Reproduce each of the records below verbatim, line for line, with nothing changed.
****************************************
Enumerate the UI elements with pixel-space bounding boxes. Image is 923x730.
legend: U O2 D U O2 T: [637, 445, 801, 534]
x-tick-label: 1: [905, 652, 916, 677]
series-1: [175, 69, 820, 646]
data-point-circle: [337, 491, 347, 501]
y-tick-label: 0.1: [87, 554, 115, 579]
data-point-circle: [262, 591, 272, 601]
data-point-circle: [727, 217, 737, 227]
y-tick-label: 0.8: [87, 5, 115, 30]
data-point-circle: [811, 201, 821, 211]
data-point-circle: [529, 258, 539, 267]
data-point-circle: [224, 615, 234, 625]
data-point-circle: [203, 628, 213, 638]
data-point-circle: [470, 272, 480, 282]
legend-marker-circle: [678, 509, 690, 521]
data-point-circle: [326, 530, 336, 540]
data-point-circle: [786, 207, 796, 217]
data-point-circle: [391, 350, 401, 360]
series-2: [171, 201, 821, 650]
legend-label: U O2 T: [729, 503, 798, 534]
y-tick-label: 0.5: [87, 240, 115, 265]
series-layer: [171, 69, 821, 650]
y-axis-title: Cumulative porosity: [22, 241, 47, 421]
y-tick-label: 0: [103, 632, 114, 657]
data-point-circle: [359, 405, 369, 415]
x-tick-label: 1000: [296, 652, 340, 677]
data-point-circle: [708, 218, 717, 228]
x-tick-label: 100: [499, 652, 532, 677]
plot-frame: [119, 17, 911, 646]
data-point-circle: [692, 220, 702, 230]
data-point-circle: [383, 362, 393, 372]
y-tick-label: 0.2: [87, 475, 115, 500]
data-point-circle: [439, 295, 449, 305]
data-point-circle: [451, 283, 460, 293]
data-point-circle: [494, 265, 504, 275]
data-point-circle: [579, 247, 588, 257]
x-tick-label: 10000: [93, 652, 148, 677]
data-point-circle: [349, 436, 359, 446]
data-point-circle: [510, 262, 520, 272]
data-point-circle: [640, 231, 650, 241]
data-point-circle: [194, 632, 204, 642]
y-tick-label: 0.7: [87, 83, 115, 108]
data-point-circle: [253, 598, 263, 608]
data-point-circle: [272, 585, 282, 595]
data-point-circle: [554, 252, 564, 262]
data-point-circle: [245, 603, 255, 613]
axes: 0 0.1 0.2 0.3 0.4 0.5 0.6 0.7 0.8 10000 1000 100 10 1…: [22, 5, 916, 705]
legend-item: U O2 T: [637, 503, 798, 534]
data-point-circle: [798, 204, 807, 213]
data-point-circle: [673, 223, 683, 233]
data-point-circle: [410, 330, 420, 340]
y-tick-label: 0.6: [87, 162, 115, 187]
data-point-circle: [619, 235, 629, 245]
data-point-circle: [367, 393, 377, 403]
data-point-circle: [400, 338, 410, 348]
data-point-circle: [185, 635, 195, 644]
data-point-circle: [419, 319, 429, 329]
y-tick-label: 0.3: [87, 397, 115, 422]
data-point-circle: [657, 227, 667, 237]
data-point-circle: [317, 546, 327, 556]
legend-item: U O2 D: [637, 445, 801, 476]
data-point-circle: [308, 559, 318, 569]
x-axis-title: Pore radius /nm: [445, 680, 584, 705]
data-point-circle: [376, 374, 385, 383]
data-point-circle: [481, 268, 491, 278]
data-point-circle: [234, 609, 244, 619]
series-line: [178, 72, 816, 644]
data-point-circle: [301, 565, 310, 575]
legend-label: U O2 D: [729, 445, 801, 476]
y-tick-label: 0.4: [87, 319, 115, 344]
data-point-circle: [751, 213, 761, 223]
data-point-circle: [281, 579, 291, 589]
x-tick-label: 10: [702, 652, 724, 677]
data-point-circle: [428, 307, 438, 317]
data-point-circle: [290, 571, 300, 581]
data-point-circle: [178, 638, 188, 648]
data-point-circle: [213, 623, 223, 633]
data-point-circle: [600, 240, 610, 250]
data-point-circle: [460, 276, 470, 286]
****************************************
■ Solved problem ■
Enumerate the UI elements with pixel-space bounding boxes. Image is 923x730.
legend: U O2 D U O2 T: [637, 445, 801, 534]
x-tick-label: 1: [905, 652, 916, 677]
series-1: [175, 69, 820, 646]
data-point-circle: [337, 491, 347, 501]
y-tick-label: 0.1: [87, 554, 115, 579]
data-point-circle: [262, 591, 272, 601]
data-point-circle: [727, 217, 737, 227]
y-tick-label: 0.8: [87, 5, 115, 30]
data-point-circle: [811, 201, 821, 211]
data-point-circle: [529, 258, 539, 267]
data-point-circle: [224, 615, 234, 625]
data-point-circle: [203, 628, 213, 638]
data-point-circle: [470, 272, 480, 282]
legend-marker-circle: [678, 509, 690, 521]
data-point-circle: [326, 530, 336, 540]
data-point-circle: [786, 207, 796, 217]
data-point-circle: [391, 350, 401, 360]
series-2: [171, 201, 821, 650]
legend-label: U O2 T: [729, 503, 798, 534]
y-tick-label: 0.5: [87, 240, 115, 265]
series-layer: [171, 69, 821, 650]
y-axis-title: Cumulative porosity: [22, 241, 47, 421]
y-tick-label: 0: [103, 632, 114, 657]
data-point-circle: [359, 405, 369, 415]
x-tick-label: 1000: [296, 652, 340, 677]
data-point-circle: [708, 218, 717, 228]
x-tick-label: 100: [499, 652, 532, 677]
plot-frame: [119, 17, 911, 646]
data-point-circle: [692, 220, 702, 230]
data-point-circle: [383, 362, 393, 372]
y-tick-label: 0.2: [87, 475, 115, 500]
data-point-circle: [439, 295, 449, 305]
data-point-circle: [451, 283, 460, 293]
data-point-circle: [494, 265, 504, 275]
data-point-circle: [579, 247, 588, 257]
x-tick-label: 10000: [93, 652, 148, 677]
data-point-circle: [349, 436, 359, 446]
data-point-circle: [510, 262, 520, 272]
data-point-circle: [640, 231, 650, 241]
data-point-circle: [194, 632, 204, 642]
y-tick-label: 0.7: [87, 83, 115, 108]
data-point-circle: [253, 598, 263, 608]
data-point-circle: [272, 585, 282, 595]
data-point-circle: [554, 252, 564, 262]
data-point-circle: [245, 603, 255, 613]
axes: 0 0.1 0.2 0.3 0.4 0.5 0.6 0.7 0.8 10000 1000 100 10 1…: [22, 5, 916, 705]
legend-item: U O2 T: [637, 503, 798, 534]
data-point-circle: [798, 204, 807, 213]
data-point-circle: [673, 223, 683, 233]
data-point-circle: [410, 330, 420, 340]
y-tick-label: 0.6: [87, 162, 115, 187]
data-point-circle: [619, 235, 629, 245]
data-point-circle: [367, 393, 377, 403]
data-point-circle: [400, 338, 410, 348]
data-point-circle: [185, 635, 195, 644]
data-point-circle: [419, 319, 429, 329]
y-tick-label: 0.3: [87, 397, 115, 422]
data-point-circle: [657, 227, 667, 237]
data-point-circle: [317, 546, 327, 556]
legend-item: U O2 D: [637, 445, 801, 476]
data-point-circle: [308, 559, 318, 569]
x-axis-title: Pore radius /nm: [445, 680, 584, 705]
data-point-circle: [376, 374, 385, 383]
data-point-circle: [481, 268, 491, 278]
data-point-circle: [234, 609, 244, 619]
series-line: [178, 72, 816, 644]
data-point-circle: [301, 565, 310, 575]
legend-label: U O2 D: [729, 445, 801, 476]
y-tick-label: 0.4: [87, 319, 115, 344]
data-point-circle: [751, 213, 761, 223]
data-point-circle: [281, 579, 291, 589]
x-tick-label: 10: [702, 652, 724, 677]
data-point-circle: [428, 307, 438, 317]
data-point-circle: [290, 571, 300, 581]
data-point-circle: [178, 638, 188, 648]
data-point-circle: [213, 623, 223, 633]
data-point-circle: [600, 240, 610, 250]
data-point-circle: [460, 276, 470, 286]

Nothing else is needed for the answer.